## REQUIREMENT
How many lines in the listing below include the word "document"? Answer with the number and nothing else.

## SUPPLIED MATERIAL
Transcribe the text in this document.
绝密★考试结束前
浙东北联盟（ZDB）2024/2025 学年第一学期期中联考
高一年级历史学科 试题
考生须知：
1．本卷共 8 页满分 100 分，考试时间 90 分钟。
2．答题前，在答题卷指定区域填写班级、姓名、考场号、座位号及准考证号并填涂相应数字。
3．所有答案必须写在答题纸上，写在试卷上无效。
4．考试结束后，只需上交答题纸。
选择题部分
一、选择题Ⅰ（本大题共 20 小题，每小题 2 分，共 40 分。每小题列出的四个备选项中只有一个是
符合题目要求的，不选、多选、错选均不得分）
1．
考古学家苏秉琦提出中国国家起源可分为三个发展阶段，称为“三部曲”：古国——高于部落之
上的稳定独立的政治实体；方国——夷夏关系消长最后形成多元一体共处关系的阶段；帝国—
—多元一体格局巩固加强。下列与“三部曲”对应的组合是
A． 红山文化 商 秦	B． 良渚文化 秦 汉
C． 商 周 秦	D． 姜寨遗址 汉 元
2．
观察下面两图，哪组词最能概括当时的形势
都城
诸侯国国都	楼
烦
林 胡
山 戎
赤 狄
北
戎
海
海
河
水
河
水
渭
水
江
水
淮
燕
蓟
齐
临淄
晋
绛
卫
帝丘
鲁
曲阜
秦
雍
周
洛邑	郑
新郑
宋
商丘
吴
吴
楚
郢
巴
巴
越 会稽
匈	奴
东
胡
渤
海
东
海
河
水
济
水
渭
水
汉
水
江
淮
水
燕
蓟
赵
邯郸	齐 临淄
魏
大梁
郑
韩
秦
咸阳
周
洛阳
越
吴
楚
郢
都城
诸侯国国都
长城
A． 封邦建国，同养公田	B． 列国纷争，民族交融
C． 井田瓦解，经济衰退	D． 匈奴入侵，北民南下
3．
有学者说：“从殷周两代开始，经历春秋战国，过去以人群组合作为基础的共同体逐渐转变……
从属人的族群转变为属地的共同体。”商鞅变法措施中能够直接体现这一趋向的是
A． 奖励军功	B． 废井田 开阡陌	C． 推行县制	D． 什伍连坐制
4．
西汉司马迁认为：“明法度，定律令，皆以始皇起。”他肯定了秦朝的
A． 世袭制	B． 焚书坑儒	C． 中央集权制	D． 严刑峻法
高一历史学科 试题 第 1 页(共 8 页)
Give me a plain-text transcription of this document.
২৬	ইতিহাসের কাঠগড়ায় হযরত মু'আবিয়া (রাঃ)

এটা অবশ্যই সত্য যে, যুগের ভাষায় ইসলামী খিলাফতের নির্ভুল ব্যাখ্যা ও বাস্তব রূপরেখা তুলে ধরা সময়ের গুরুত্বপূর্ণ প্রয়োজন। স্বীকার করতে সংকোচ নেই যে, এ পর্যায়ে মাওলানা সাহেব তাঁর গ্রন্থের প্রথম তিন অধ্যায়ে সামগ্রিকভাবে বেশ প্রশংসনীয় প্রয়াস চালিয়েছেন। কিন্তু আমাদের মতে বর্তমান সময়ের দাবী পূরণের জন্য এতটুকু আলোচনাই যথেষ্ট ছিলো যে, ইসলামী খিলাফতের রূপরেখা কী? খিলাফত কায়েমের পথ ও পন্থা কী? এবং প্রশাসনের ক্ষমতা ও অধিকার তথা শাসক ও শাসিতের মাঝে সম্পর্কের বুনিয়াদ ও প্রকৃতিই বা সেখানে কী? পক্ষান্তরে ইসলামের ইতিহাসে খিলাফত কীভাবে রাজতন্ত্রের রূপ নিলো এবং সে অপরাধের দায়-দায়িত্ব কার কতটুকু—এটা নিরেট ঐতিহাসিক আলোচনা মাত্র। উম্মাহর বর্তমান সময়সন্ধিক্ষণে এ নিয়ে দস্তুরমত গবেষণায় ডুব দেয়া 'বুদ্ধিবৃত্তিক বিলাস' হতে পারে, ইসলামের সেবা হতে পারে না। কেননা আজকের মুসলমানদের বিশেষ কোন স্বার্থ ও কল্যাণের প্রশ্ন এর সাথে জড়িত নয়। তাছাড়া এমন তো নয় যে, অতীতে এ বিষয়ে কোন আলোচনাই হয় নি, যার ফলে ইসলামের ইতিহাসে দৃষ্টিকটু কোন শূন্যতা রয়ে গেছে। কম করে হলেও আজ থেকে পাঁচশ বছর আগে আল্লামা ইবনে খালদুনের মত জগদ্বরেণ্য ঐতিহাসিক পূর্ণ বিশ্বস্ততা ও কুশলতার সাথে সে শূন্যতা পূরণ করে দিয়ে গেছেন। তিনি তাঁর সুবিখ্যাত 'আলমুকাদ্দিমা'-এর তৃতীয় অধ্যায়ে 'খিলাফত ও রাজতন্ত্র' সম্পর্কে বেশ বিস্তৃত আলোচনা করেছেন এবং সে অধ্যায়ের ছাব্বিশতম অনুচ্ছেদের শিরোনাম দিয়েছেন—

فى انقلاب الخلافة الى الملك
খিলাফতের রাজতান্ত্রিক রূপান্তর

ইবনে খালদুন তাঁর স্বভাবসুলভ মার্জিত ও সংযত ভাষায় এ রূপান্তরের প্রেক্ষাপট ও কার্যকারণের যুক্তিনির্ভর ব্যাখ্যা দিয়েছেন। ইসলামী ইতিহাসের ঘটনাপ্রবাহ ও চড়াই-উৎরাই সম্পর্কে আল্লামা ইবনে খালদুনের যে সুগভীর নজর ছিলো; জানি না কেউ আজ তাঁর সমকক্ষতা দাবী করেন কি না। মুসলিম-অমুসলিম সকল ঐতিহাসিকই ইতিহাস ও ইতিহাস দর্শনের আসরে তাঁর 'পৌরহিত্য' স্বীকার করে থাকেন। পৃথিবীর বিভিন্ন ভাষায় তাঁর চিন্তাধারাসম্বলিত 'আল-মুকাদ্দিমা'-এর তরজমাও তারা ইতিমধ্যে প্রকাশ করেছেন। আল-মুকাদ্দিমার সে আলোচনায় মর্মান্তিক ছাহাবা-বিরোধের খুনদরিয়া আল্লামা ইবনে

## EXERCISE SOLUTION
2